*Given problem:* Filter the records below and copy every line containing the word "British".

*Given data:*
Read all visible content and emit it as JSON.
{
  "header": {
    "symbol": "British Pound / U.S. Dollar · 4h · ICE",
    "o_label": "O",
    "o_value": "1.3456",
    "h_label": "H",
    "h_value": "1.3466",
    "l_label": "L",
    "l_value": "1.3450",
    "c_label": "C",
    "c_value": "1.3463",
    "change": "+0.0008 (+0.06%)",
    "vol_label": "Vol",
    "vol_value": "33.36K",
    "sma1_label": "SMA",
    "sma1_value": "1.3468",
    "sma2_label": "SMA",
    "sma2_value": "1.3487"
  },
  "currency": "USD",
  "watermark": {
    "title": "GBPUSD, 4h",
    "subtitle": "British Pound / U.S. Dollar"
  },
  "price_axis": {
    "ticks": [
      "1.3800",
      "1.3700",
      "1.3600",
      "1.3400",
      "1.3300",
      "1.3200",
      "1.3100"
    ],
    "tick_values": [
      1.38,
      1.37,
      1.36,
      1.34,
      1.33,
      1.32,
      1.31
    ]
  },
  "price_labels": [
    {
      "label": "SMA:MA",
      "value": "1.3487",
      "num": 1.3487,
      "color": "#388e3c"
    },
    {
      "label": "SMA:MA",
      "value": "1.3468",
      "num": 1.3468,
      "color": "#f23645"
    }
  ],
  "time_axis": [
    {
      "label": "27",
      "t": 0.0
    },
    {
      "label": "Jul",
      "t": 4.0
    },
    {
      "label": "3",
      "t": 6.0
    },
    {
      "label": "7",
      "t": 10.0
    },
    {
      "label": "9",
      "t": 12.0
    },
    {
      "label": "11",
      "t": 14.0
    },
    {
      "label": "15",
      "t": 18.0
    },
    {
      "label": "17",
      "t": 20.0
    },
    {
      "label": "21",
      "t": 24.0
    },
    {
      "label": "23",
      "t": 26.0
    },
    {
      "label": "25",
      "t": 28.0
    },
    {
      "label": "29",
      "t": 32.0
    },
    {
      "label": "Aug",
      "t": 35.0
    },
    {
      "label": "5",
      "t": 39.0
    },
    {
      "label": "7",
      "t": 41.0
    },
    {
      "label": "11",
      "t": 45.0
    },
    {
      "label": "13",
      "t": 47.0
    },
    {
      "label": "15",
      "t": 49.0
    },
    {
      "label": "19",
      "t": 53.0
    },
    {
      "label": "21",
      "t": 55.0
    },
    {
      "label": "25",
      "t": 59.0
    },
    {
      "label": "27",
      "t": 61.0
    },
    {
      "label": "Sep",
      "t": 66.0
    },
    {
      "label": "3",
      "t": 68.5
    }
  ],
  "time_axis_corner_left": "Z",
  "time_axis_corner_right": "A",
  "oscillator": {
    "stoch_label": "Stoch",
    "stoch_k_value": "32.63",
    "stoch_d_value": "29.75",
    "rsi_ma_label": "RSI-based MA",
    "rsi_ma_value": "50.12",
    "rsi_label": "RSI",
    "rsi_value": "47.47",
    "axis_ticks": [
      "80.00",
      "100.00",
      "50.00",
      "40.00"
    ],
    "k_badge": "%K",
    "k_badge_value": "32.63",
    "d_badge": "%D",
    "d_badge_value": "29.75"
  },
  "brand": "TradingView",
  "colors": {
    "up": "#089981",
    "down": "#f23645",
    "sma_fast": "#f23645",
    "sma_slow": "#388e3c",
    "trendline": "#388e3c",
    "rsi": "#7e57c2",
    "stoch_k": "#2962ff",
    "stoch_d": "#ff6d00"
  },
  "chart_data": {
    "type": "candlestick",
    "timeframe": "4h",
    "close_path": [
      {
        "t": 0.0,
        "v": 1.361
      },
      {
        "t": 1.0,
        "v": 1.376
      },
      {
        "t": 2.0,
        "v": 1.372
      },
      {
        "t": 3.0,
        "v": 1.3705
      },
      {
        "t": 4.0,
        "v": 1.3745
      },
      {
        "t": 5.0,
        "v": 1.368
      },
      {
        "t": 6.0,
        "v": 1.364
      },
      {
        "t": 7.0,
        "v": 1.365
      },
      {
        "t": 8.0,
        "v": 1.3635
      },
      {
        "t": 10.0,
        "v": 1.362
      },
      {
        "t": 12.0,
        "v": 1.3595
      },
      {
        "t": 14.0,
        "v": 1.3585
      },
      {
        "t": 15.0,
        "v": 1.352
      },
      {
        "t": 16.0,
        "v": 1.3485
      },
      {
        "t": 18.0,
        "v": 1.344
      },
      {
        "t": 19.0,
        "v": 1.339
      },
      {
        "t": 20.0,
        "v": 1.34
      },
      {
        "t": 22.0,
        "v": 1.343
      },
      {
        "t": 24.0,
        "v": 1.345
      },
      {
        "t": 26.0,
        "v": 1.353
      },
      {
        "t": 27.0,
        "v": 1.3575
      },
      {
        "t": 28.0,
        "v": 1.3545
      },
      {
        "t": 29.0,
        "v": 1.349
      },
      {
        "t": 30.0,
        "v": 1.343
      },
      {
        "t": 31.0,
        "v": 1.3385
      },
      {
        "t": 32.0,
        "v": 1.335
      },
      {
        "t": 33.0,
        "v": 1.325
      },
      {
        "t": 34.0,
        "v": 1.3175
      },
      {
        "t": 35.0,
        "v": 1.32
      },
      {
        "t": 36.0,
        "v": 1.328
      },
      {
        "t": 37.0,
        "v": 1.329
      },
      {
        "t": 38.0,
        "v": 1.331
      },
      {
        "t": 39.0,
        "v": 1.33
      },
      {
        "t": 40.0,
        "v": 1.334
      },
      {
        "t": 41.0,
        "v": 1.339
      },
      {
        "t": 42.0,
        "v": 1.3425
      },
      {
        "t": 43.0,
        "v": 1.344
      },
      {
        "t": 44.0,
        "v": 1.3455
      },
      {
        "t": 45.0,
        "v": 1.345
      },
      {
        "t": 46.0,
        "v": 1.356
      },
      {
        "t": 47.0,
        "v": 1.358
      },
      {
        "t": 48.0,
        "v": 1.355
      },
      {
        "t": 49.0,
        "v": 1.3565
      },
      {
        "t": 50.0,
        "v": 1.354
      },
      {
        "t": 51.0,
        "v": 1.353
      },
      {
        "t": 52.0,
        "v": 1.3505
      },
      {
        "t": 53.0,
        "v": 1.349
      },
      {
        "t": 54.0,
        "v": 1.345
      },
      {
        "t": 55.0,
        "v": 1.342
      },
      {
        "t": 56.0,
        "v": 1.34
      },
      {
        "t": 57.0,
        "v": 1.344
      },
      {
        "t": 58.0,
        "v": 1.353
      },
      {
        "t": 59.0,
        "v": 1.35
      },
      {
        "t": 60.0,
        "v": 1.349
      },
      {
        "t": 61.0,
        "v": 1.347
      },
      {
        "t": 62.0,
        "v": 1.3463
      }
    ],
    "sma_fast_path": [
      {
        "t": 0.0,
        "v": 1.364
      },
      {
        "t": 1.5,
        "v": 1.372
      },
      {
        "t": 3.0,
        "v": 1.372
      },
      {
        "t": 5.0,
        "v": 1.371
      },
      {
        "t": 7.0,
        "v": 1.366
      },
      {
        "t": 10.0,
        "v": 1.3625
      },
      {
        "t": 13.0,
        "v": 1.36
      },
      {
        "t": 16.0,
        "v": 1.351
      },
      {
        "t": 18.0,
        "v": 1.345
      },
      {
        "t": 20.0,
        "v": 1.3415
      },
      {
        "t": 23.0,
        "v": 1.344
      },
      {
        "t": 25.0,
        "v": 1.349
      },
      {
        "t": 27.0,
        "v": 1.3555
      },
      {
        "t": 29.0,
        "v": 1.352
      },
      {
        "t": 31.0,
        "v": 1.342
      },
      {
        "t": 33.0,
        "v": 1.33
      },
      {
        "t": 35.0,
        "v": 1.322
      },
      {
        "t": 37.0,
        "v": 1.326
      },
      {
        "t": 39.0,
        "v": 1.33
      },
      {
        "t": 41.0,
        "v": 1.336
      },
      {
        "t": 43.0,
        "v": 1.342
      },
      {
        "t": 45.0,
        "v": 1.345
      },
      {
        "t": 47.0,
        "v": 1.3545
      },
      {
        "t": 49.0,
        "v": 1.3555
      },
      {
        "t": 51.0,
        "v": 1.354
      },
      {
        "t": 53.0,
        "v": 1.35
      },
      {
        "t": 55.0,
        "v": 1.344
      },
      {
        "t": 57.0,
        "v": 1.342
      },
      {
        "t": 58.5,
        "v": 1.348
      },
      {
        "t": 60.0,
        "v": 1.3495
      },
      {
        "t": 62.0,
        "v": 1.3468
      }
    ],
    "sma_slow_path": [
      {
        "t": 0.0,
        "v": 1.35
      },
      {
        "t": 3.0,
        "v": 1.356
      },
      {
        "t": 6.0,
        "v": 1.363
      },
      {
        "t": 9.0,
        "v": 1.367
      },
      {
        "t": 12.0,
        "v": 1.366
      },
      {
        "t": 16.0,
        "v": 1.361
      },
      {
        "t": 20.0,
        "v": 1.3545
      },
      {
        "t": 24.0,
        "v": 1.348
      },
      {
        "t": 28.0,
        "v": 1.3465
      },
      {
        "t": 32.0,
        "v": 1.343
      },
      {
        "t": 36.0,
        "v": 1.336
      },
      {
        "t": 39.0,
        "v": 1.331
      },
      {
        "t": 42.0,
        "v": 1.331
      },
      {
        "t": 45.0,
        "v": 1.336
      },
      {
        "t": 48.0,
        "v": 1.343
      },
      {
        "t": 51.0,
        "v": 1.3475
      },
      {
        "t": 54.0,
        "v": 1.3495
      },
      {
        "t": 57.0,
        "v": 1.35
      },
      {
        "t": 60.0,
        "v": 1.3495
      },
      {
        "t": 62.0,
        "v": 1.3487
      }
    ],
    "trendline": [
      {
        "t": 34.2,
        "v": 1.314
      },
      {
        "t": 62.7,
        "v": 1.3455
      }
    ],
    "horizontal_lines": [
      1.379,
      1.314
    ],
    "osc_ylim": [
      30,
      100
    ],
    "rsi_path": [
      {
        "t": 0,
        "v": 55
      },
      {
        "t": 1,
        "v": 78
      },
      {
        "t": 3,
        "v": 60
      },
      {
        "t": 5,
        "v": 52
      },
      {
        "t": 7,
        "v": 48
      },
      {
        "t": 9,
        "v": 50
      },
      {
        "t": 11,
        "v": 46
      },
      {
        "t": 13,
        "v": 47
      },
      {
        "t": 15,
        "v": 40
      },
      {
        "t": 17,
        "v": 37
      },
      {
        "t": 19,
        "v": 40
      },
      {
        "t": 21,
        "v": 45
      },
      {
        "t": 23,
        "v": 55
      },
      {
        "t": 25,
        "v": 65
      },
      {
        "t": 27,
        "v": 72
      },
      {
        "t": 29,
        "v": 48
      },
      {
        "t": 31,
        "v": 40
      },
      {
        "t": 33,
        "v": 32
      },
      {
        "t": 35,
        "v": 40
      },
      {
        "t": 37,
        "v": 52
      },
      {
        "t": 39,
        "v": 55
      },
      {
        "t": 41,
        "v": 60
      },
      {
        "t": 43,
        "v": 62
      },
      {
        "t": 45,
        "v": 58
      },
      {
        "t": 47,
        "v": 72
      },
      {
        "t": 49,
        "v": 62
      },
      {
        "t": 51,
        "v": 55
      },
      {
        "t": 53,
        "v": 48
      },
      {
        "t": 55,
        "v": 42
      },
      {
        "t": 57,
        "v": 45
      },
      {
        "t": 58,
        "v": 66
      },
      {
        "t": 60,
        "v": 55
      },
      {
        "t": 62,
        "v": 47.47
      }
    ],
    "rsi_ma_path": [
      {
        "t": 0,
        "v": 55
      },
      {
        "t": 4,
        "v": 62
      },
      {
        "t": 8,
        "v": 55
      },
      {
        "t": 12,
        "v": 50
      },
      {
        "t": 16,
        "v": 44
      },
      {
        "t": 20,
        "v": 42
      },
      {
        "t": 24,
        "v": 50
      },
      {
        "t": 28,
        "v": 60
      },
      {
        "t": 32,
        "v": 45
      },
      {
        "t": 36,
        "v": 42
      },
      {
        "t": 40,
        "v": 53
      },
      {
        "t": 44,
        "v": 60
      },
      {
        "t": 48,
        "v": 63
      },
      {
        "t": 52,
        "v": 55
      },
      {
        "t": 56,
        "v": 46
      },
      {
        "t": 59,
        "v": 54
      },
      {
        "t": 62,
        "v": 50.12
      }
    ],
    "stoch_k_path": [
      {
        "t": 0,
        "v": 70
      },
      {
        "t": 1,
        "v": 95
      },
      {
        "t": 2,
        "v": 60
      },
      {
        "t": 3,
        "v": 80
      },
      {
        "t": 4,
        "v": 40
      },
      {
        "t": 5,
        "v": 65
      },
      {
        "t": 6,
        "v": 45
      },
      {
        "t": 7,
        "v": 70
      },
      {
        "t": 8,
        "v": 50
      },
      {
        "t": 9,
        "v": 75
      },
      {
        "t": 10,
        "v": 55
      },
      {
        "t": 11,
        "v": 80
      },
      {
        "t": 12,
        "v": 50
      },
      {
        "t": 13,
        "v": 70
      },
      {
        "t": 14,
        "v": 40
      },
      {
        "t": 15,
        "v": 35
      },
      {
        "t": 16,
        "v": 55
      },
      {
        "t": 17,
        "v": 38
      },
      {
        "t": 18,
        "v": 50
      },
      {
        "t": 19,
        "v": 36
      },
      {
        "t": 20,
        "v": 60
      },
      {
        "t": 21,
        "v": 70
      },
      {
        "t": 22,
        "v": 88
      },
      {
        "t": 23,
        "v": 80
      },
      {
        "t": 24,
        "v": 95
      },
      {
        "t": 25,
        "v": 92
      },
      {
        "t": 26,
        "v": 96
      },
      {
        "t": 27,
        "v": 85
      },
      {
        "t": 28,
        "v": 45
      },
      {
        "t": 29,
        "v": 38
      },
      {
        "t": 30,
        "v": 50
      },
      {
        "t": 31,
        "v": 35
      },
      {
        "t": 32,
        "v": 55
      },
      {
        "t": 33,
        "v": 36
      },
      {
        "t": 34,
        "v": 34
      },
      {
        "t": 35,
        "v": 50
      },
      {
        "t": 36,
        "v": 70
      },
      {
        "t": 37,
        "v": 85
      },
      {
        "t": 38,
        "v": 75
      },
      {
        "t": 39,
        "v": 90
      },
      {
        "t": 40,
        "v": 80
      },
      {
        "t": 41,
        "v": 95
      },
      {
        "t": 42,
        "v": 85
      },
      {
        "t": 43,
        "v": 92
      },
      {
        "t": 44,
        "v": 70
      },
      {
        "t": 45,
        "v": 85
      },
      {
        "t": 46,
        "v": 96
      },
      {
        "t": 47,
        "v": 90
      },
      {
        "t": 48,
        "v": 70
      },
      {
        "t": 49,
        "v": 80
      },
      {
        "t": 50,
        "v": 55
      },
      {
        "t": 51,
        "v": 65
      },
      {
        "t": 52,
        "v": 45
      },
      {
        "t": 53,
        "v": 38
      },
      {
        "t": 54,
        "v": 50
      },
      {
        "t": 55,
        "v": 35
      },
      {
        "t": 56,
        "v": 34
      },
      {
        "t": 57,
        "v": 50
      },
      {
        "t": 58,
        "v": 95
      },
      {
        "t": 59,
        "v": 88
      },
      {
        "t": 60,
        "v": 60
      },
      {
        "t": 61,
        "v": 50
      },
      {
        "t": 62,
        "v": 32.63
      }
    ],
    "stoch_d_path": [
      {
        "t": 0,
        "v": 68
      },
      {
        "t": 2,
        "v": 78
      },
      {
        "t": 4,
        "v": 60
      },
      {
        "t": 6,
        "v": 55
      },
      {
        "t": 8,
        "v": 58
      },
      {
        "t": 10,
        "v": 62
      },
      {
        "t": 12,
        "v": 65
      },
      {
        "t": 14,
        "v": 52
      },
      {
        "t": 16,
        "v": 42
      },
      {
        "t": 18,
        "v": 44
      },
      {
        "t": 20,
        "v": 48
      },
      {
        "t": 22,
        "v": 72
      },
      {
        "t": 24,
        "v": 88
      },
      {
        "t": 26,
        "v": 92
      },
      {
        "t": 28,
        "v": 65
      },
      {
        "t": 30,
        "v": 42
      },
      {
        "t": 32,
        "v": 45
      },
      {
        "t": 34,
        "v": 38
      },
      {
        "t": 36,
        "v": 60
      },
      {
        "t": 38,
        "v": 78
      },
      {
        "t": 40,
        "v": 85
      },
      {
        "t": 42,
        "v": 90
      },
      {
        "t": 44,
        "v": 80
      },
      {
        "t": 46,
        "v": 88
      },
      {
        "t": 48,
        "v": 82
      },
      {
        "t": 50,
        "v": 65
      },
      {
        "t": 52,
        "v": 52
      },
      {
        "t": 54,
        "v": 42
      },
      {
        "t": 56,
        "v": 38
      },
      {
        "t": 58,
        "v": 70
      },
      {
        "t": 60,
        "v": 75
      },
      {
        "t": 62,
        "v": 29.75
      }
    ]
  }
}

*Full solution:*
    "symbol": "British Pound / U.S. Dollar · 4h · ICE",
    "subtitle": "British Pound / U.S. Dollar"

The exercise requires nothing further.